- **EXCERPTED RECORDS**:
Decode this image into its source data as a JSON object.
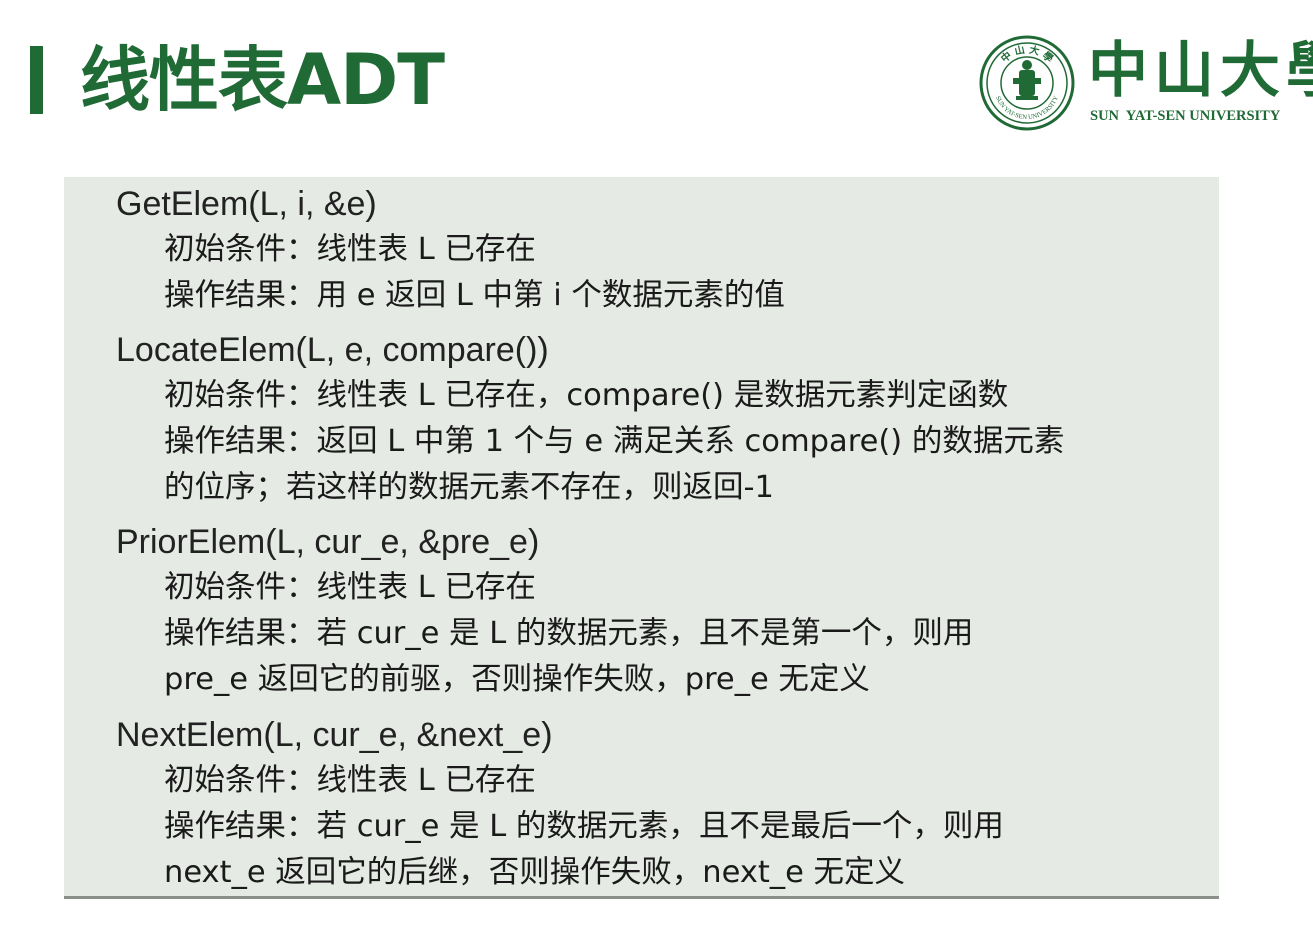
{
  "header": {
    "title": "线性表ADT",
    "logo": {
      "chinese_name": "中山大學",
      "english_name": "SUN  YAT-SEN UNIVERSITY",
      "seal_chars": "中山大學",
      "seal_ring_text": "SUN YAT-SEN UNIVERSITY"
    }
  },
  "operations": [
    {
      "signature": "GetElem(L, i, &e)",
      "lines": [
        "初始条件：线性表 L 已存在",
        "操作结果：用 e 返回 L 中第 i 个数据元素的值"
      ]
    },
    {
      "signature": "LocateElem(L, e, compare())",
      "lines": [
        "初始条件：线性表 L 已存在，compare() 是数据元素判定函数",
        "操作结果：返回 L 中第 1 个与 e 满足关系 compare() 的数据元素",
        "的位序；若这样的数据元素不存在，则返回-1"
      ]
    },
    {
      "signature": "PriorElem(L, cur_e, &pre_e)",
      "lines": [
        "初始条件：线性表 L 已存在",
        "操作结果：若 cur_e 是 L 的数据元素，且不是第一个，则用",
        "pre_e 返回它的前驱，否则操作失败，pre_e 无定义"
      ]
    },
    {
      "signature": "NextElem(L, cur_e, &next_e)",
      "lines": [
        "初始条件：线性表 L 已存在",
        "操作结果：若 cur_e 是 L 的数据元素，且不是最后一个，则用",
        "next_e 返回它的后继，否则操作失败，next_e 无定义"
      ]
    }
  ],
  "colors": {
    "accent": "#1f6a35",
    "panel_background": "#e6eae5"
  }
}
---
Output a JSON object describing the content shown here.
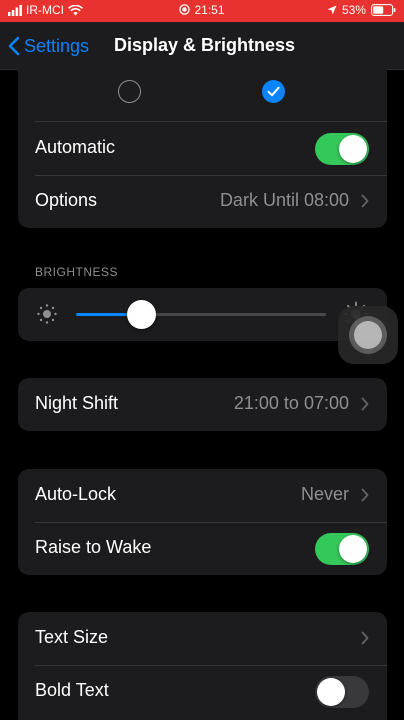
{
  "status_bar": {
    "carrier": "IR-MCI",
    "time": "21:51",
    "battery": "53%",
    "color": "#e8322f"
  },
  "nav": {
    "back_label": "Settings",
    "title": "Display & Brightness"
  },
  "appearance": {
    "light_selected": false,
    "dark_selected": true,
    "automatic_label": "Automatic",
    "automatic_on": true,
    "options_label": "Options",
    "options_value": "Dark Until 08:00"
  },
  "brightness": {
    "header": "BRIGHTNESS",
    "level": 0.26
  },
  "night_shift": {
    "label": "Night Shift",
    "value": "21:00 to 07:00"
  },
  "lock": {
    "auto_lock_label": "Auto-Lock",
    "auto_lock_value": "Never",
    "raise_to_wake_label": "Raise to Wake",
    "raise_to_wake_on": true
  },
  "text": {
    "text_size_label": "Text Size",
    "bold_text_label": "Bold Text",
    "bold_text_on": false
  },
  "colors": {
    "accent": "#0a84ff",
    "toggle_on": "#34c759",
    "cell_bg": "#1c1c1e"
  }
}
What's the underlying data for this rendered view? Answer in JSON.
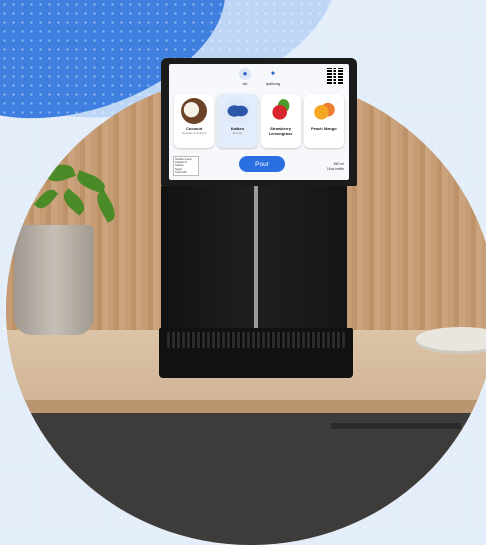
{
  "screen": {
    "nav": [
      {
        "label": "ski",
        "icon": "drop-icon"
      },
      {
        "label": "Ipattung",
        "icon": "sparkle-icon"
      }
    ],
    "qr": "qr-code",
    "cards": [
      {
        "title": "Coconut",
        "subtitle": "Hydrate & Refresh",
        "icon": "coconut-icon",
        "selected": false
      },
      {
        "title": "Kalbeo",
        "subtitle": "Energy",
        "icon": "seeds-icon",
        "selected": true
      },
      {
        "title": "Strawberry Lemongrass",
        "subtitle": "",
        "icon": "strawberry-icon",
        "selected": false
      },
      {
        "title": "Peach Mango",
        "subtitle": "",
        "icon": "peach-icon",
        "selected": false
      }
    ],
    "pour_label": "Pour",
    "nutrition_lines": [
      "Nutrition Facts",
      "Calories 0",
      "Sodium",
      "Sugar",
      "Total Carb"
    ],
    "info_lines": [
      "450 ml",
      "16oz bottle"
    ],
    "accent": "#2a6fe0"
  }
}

- **WHAT IS ASKED**:
Indicate how many lines of the material include the word "signature"; the number alone is required.

- **ANSWER TO THIS EXERCISE**:
4